(Entries with figure data)

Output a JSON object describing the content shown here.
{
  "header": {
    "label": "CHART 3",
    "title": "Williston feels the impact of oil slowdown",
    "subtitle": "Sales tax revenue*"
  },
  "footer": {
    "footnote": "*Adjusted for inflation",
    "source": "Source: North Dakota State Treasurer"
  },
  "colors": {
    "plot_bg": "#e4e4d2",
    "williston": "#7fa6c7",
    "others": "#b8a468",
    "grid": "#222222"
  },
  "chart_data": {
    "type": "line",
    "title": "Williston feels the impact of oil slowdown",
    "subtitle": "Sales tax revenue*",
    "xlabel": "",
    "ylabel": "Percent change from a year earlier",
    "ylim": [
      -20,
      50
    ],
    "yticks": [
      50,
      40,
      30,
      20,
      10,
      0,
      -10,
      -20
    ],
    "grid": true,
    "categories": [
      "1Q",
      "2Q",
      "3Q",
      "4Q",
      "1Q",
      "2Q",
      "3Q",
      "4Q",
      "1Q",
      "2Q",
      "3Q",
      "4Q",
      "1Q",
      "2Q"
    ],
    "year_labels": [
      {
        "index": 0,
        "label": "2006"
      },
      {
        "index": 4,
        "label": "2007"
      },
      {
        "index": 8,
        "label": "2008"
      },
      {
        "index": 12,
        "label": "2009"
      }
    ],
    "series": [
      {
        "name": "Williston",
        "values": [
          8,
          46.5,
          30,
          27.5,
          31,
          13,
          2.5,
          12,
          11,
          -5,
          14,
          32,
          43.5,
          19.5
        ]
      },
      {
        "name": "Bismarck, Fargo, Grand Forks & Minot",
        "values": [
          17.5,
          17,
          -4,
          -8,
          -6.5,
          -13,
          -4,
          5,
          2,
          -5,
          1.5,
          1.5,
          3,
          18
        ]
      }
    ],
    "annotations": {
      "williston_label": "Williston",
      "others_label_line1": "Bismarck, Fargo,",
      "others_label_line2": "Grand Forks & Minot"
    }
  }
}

### What the task asks
Copy out every line of the data that includes the word "subtitle".

### Result of this exercise
    "subtitle": "Sales tax revenue*"
    "subtitle": "Sales tax revenue*",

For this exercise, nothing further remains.